● **Data entries**
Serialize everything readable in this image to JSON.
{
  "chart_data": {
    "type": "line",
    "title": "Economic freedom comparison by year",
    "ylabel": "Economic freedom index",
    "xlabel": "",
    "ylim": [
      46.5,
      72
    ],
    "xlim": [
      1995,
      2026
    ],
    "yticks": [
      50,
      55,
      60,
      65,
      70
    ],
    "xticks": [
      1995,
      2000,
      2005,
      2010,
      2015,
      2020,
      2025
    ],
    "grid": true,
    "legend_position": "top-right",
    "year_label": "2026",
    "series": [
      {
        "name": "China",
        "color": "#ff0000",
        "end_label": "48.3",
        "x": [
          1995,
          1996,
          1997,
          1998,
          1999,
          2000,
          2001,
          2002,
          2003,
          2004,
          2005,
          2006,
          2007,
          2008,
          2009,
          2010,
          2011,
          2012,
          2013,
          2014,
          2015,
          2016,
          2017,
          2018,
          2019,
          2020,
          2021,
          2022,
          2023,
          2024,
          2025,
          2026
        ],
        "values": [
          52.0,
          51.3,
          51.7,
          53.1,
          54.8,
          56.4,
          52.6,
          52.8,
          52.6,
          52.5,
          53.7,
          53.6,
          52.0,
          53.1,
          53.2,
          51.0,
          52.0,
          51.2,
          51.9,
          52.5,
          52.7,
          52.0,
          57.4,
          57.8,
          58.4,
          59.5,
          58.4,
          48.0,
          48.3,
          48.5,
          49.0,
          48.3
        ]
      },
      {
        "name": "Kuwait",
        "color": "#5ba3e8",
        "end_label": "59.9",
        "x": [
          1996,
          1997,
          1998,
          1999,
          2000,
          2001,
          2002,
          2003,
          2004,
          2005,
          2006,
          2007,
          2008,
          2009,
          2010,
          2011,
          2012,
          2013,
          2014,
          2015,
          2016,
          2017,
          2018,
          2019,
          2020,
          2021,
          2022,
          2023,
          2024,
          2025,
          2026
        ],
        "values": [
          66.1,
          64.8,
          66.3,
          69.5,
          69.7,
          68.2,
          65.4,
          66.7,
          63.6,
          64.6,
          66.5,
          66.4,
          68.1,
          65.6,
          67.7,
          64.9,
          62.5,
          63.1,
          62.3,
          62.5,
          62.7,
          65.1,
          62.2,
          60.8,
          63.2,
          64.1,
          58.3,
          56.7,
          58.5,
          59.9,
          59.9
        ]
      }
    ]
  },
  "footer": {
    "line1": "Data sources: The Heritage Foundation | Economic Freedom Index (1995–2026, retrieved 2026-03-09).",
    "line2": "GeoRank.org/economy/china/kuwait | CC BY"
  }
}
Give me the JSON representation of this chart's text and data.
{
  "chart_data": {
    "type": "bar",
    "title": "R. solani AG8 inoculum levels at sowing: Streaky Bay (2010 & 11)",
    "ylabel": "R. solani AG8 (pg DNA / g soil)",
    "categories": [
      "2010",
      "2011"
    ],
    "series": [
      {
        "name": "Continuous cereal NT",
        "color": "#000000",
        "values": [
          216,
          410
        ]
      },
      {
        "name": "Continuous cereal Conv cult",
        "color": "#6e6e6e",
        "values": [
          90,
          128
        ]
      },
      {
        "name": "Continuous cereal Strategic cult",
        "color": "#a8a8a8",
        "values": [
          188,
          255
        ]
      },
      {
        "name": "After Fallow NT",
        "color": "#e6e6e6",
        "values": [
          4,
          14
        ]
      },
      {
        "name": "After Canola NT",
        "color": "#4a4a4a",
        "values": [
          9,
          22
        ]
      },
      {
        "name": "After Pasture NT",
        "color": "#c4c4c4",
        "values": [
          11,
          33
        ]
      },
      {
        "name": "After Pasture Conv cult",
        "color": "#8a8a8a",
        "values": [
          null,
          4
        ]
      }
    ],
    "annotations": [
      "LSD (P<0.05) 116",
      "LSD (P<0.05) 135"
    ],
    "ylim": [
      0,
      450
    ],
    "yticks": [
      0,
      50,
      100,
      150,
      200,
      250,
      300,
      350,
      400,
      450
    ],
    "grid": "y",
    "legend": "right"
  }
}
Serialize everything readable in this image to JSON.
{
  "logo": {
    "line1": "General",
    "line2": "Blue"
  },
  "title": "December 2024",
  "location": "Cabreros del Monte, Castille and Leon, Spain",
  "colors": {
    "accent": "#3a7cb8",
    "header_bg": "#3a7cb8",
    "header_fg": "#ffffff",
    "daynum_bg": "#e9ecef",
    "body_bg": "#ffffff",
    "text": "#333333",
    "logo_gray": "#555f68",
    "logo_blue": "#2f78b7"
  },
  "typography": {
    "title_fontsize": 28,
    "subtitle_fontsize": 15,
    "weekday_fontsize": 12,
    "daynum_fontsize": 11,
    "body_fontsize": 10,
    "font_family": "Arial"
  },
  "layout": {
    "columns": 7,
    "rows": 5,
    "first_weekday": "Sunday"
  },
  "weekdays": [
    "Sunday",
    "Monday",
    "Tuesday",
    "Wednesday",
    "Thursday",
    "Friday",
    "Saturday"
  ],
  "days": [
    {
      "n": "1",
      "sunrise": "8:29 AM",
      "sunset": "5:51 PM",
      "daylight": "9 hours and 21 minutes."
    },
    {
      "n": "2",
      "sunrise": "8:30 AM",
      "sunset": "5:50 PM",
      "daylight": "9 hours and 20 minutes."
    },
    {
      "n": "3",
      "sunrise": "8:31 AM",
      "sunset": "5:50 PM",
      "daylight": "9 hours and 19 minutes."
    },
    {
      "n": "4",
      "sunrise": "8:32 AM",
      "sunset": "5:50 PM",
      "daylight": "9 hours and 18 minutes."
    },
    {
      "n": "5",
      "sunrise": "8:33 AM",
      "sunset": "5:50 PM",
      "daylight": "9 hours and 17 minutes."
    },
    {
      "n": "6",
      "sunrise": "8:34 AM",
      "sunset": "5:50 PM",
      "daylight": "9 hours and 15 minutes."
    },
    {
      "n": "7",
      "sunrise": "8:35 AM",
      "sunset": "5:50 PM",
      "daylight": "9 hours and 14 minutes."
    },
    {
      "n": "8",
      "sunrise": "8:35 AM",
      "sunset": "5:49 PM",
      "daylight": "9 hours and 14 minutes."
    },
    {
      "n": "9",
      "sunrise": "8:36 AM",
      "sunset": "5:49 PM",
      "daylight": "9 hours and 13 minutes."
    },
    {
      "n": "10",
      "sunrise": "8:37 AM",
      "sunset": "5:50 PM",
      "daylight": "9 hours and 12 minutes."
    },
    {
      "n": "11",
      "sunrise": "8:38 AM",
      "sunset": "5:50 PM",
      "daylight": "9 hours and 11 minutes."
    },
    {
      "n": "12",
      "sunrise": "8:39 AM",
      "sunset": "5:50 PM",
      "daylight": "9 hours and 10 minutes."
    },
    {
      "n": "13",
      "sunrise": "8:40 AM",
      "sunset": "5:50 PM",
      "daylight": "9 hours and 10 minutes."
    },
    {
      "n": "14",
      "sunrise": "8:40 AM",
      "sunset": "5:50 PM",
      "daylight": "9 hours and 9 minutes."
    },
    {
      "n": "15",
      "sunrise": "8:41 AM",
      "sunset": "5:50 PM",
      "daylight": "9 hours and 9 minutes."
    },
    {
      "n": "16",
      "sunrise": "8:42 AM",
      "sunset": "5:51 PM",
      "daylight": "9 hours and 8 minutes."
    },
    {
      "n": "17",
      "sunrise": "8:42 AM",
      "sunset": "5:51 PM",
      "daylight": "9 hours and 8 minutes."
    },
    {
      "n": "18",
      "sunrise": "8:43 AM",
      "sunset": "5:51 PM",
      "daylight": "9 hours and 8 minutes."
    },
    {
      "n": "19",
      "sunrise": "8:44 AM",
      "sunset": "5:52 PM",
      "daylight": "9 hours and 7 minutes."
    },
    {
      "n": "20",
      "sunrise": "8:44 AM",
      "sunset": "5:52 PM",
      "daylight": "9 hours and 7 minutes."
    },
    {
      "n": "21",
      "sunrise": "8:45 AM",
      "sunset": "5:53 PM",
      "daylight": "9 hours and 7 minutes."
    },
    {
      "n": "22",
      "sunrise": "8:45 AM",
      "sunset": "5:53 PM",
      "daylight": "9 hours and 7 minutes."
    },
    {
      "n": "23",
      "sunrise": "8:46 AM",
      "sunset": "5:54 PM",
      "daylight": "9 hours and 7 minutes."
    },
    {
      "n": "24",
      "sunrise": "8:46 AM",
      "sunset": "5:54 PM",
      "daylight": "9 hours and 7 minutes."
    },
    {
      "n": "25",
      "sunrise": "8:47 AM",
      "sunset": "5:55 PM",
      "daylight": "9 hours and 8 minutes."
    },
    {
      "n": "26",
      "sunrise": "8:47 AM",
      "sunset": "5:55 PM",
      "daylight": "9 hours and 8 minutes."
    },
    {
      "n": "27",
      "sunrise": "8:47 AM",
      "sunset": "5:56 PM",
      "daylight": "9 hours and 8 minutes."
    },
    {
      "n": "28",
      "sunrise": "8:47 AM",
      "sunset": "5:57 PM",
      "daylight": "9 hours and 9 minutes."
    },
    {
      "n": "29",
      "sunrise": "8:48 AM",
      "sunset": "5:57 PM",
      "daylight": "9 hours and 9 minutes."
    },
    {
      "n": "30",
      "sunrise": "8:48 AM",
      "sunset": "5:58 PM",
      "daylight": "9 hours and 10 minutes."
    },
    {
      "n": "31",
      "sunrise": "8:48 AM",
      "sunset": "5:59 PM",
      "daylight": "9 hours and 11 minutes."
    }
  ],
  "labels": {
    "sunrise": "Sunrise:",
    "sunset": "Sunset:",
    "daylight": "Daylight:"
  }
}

● **Exercise description**
Extract all lines containing the word "cereal".

● **Finished answer**
        "name": "Continuous cereal NT",
        "name": "Continuous cereal Conv cult",
        "name": "Continuous cereal Strategic cult",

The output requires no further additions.